▶ Apply what you read
a – Reproduce the passage of the sponsor-proof article starting at "- Does a performance" and ending at "and 7d receipt?".
b – In one to three sentences, explain why the sponsor-proof article says a screenshot in a media kit fails to convince brands.

▶ Reading passage
....................

The flop is what makes the winner believable. That is the trade a doctored media kit can never make.
Does a receipt promise the next campaign will do the same?
No, and any tool telling you otherwise is selling a guess. A receipt is a record of one clip's real outcome over a fixed window. It says nothing about whether your next Short, for a different brand, to a different hook, will repeat it. Performance moves with the topic, the timing, the audience mood, and a dozen things no honest tool can forecast.
So the correct pitch is: "Here is exactly what my last clips did — open the links." Not: "Here is what yours will do." The first is checkable and durable. The second is the overpromise that gets creators quietly dropped when a campaign underperforms against a number they never should have quoted.
If part of your worry is that a past campaign's numbers were inflated by bot traffic in the first place, that is a separate, valid check. Everpop's free bot-signal checker at everpop.app/verify reads public signals only and never makes a retention or virality claim; we covered how to read inflated-view campaigns in spot bot-inflated view campaigns.
A short checklist before you send proof to a sponsor
- Send a link the brand can open, not an image they have to trust.
- Make sure the link traces to real YouTube Analytics, not a styled export.
- Include a clip that underperformed. The honesty is the credibility.
- State the window plainly: this is the 48-hour and 7-day record, not a forecast.
- Never attach a predicted number to the clips you haven't run yet.
- If you suspect past inflation, run a public bot-signal check before you cite the figure.
Proof that a brand can open beats proof they have to believe. That is the entire difference between a receipt and a screenshot, and it is why the receipt keeps working after the pitch, when the campaign is live and someone on the brand side goes back to check whether you told the truth. Everpop is built by Fable 5 to make that link easy to hand over, and to make it worth trusting because it hides nothing.
Frequently asked questions
- How do I prove my YouTube views to a sponsor?
- Send the sponsor something they can open and verify themselves rather than a screenshot. A signed receipt links to your real YouTube Analytics and shows what a clip did at 48 hours and 7 days, so the brand checks the outcome directly instead of trusting a static image.
- Why don't brands trust screenshots in a media kit?
- A screenshot has no chain of custody, so a brand can't tell a genuine analytics view from an edited or borrowed one. Many brands verify metrics independently before committing, which means an unverifiable image adds doubt rather than proof.
- Does a performance receipt guarantee my next campaign will do as well?
- No. A receipt is an honest record of one clip's real outcome over a fixed window. It documents the past, including flops, and never predicts or promises future performance. The right pitch shows what your last clips did, not what a sponsor's campaign will do.
- What is a signed 48h and 7d receipt?
- It's a link a third party can open showing what a published clip actually did at the 48-hour mark and again at 7 days, drawn from your real YouTube Analytics. It records outcomes including flops and resists quiet editing, which is what makes it credible to a brand.
- How can I check if past campaign views were inflated by bots?
- Everpop's free bot-signal checker at everpop.app/verify reads public signals only. It never makes a retention or virality claim, but it helps you spot inflated-view patterns before you cite a figure to a sponsor.

....................

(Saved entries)
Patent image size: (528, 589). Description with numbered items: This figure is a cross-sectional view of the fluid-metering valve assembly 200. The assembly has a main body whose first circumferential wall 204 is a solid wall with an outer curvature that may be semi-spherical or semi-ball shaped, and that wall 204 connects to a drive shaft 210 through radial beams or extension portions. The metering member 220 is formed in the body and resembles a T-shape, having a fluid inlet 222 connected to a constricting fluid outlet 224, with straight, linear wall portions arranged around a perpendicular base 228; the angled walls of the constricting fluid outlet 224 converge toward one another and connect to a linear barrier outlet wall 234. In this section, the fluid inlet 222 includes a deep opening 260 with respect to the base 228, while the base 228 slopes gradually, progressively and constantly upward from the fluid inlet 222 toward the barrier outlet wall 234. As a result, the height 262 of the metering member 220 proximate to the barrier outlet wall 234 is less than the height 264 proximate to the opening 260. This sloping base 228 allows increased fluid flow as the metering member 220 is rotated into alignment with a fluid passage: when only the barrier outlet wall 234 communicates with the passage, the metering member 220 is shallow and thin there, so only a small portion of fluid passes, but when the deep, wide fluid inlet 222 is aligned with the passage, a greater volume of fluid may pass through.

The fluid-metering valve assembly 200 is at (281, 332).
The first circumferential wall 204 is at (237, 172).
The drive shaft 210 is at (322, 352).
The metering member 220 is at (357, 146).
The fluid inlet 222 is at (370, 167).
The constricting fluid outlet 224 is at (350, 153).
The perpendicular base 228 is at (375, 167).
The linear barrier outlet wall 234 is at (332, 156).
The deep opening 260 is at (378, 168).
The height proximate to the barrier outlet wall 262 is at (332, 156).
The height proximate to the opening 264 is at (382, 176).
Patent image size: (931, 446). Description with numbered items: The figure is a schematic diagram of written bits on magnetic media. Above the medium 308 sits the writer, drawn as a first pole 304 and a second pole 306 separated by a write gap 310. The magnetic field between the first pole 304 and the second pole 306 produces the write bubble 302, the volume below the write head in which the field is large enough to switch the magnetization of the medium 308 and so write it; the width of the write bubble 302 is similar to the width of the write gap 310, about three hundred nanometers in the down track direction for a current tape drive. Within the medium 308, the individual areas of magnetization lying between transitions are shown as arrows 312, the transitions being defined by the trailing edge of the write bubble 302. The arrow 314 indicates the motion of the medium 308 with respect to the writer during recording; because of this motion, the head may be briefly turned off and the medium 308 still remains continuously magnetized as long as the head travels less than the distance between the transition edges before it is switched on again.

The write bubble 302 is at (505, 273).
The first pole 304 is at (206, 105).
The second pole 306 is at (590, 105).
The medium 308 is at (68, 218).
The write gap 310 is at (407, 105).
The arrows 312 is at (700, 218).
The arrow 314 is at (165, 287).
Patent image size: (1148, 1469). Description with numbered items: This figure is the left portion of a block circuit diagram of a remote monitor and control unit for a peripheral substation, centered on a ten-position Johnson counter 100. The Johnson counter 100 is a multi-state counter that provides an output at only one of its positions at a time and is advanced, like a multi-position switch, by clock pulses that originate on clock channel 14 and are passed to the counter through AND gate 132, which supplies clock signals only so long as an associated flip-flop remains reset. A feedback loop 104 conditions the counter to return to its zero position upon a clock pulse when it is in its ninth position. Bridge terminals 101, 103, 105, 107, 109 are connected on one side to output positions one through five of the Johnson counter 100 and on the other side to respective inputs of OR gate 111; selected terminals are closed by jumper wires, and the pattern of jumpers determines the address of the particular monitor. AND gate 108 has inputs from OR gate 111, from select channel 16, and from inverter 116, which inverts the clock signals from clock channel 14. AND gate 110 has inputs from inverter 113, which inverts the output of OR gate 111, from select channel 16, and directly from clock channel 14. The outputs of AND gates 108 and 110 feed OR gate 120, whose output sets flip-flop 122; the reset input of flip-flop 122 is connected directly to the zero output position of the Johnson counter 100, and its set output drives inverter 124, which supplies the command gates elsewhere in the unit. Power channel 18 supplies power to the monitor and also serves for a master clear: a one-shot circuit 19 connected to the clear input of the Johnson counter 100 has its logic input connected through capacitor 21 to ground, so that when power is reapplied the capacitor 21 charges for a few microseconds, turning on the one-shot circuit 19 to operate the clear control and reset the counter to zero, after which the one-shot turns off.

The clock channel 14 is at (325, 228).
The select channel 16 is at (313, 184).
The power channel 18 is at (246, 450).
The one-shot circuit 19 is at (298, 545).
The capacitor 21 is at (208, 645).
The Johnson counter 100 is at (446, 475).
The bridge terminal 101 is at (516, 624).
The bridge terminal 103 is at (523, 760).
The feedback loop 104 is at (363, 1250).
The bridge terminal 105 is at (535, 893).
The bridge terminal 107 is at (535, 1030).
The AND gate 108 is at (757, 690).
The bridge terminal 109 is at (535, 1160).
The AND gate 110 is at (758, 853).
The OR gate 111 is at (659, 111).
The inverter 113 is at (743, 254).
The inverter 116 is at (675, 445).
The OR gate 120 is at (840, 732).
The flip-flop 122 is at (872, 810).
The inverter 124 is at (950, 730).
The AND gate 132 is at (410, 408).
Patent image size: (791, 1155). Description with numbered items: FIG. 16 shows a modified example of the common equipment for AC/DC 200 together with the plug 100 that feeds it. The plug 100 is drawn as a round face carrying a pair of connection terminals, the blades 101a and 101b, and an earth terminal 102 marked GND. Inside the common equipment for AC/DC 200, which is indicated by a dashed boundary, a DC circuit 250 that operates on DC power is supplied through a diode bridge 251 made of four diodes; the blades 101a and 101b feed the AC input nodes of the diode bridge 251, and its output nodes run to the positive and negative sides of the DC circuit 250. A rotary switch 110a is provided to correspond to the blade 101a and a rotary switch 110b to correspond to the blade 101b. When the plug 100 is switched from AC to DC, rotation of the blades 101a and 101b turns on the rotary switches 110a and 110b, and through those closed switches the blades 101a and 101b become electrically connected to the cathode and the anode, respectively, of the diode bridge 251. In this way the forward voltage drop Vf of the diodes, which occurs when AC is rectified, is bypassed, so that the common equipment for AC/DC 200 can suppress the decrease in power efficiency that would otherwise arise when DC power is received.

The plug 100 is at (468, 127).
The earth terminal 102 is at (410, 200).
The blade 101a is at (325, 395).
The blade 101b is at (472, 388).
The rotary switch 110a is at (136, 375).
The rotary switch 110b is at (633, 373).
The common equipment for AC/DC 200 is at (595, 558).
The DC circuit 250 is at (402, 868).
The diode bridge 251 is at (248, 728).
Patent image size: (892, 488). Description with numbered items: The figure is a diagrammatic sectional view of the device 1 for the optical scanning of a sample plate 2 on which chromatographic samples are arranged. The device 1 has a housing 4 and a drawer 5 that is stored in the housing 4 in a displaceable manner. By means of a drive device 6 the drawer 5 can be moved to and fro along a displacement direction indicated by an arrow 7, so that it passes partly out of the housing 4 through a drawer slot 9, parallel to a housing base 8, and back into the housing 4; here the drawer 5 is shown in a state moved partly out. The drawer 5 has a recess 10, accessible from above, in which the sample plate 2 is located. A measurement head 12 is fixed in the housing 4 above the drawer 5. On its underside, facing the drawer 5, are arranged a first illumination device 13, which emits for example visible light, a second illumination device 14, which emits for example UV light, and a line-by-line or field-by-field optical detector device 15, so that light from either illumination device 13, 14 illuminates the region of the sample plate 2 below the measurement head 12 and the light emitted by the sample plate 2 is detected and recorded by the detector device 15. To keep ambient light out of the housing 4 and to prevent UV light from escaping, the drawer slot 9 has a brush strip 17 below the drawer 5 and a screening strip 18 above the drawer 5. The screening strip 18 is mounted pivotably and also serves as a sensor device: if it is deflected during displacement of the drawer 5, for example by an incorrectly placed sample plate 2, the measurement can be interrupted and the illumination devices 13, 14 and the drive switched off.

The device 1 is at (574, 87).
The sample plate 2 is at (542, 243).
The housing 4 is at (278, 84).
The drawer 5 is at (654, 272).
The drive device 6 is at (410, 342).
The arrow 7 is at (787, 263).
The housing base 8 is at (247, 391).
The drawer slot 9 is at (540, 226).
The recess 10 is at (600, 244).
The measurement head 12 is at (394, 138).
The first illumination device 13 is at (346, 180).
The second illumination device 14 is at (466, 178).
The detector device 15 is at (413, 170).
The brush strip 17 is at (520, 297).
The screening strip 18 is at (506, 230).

....................

▶ Replies
a –
- Does a performance receipt guarantee my next campaign will do as well?
- No. A receipt is an honest record of one clip's real outcome over a fixed window. It documents the past, including flops, and never predicts or promises future performance. The right pitch shows what your last clips did, not what a sponsor's campaign will do.
- What is a signed 48h and 7d receipt?

b – A screenshot has no chain of custody, so a brand cannot tell a genuine analytics view from an edited or borrowed one. Because many brands verify metrics independently before committing, an image they cannot verify adds doubt rather than proof.